Written task:
Every record here should be printed again exactly.

* start Provided records *

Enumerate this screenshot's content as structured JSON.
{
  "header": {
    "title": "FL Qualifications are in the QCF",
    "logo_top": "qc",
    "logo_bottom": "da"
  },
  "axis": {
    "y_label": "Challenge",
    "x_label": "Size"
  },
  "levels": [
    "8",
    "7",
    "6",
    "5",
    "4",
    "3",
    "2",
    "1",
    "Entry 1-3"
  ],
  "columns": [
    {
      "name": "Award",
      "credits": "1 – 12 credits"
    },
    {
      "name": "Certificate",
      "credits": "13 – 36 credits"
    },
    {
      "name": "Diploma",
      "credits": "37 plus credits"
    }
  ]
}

* end Provided records *

Written solution:
Enumerate this screenshot's content as structured JSON.
{
  "header": {
    "title": "FL Qualifications are in the QCF",
    "logo_top": "qc",
    "logo_bottom": "da"
  },
  "axis": {
    "y_label": "Challenge",
    "x_label": "Size"
  },
  "levels": [
    "8",
    "7",
    "6",
    "5",
    "4",
    "3",
    "2",
    "1",
    "Entry 1-3"
  ],
  "columns": [
    {
      "name": "Award",
      "credits": "1 – 12 credits"
    },
    {
      "name": "Certificate",
      "credits": "13 – 36 credits"
    },
    {
      "name": "Diploma",
      "credits": "37 plus credits"
    }
  ]
}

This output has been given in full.